Tasks for this exercise:
**1)** List every university department that the passage on diversity names.
**2)** Answer these questions from the passage on diversity:
(a) Which university does the passage say "we" belong to?
(b) What subject is given as an example of something on which diverse opinions would show that some were poor scholars?
(c) According to the colleague, what would white students argue for if racial diversity were truly valued?

--- start Page excerpt ---

But sometimes communities have to make
collective decisions, so I'll assume those
are the decisions the topic refers to. We
belong to the University of Rochester and we
belong to a larger polity. What kinds of
diversity should those communities seek?
Let's start with the university.
Etymologically, a university is the
very opposite of a diversity.
Universities assimilate knowledge;
their goal is to weed out wrong and
unproductive ways of thinking. If we had
diverse opinions about astrology, for
example, it would mean that some of us were
poor scholars. At a successful university,
the ideas that come out are far less diverse
---and far more refined---than the ideas that
go in. Ideally, we're trying to discover
ideas that are so clearly correct that no
reasonable person could doubt them; in that
sense the only reason to seek diversity is to
identify the enemy.
But even when the goal is to eliminate
diversity, it can still make sense to pursue
diverse paths toward that goal. That's why
we have an English Department, a History
Department, an Economics Department, and a
Physics Department, and a great deal of
diversity in research strategies
within those departments. With too little
diversity, we'd become insular; with too
much, we'd lose our focus. The most
successful institutions are those that find
the right balance, and the fact that most
institutions don't succeed suggests that
finding the right balance isn't easy.
It's possible, of course, that we might value
diversity for its own sake, regardless of
whether it contributes to our scholarly
pursuits. But one of my colleagues pointed out
that if we really valued, say,
racial diversity, we'd see white students
arguing for fewer white students and black
students arguing for fewer black students. A
taste for diversity means a taste for being
with people who are actually different from
you. And we don't see a lot of that, which
suggests to me that diversity per se
is not high on anyone's agenda.

--- end Page excerpt ---
--- start Dataset content ---

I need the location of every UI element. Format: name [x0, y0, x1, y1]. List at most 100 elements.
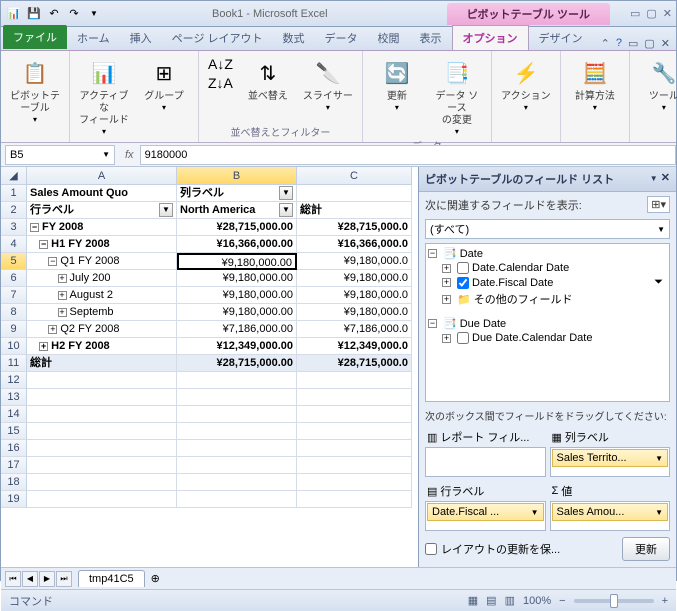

--- end Dataset content ---

Solved problems:
**1)** English Department, History Department, Economics Department, Physics Department

**2)**
(a) The University of Rochester
(b) Astrology
(c) Fewer white students